* **Data provided**
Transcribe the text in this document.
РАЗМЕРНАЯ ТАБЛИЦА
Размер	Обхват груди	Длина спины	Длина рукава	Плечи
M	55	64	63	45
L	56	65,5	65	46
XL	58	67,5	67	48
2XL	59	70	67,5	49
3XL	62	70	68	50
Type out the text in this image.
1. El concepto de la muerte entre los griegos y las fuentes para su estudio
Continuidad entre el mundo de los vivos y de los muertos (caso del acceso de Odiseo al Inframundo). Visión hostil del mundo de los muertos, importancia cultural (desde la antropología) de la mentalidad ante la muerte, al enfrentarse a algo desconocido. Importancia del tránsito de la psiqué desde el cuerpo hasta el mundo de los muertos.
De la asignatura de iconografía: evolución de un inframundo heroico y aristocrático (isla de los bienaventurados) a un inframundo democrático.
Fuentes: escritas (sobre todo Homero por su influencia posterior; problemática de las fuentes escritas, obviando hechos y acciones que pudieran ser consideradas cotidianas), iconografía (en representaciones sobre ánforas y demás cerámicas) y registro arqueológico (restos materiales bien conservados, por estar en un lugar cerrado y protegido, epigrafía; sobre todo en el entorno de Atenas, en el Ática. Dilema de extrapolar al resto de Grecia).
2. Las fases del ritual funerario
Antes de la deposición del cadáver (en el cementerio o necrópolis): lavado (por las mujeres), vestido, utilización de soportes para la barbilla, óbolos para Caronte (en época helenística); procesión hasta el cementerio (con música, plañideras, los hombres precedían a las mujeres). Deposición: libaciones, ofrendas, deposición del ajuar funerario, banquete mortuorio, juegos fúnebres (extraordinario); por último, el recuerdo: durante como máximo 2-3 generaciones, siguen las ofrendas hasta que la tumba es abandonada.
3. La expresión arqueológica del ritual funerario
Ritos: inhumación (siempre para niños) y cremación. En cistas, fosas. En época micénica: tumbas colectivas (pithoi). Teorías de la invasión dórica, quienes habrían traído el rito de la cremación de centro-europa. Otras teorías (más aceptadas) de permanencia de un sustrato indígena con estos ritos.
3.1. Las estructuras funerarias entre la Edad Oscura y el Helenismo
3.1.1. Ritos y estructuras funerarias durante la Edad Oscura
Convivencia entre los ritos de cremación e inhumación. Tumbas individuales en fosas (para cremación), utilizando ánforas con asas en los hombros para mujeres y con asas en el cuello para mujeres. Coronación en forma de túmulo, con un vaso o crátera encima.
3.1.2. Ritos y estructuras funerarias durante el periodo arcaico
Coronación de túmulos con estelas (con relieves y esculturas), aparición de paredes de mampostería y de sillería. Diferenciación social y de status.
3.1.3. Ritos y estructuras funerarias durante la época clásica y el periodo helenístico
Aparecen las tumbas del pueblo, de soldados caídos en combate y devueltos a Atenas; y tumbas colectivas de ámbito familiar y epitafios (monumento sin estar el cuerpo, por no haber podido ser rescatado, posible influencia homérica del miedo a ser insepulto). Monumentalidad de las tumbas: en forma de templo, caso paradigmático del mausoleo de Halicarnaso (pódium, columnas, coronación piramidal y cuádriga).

* **Exercise goal**
Show every line from the entries above in which "colectivas" appears.

* **Response to this task**
Ritos: inhumación (siempre para niños) y cremación. En cistas, fosas. En época micénica: tumbas colectivas (pithoi). Teorías de la invasión dórica, quienes habrían traído el rito de la cremación de centro-europa. Otras teorías (más aceptadas) de permanencia de un sustrato indígena con estos ritos.
Aparecen las tumbas del pueblo, de soldados caídos en combate y devueltos a Atenas; y tumbas colectivas de ámbito familiar y epitafios (monumento sin estar el cuerpo, por no haber podido ser rescatado, posible influencia homérica del miedo a ser insepulto). Monumentalidad de las tumbas: en forma de templo, caso paradigmático del mausoleo de Halicarnaso (pódium, columnas, coronación piramidal y cuádriga).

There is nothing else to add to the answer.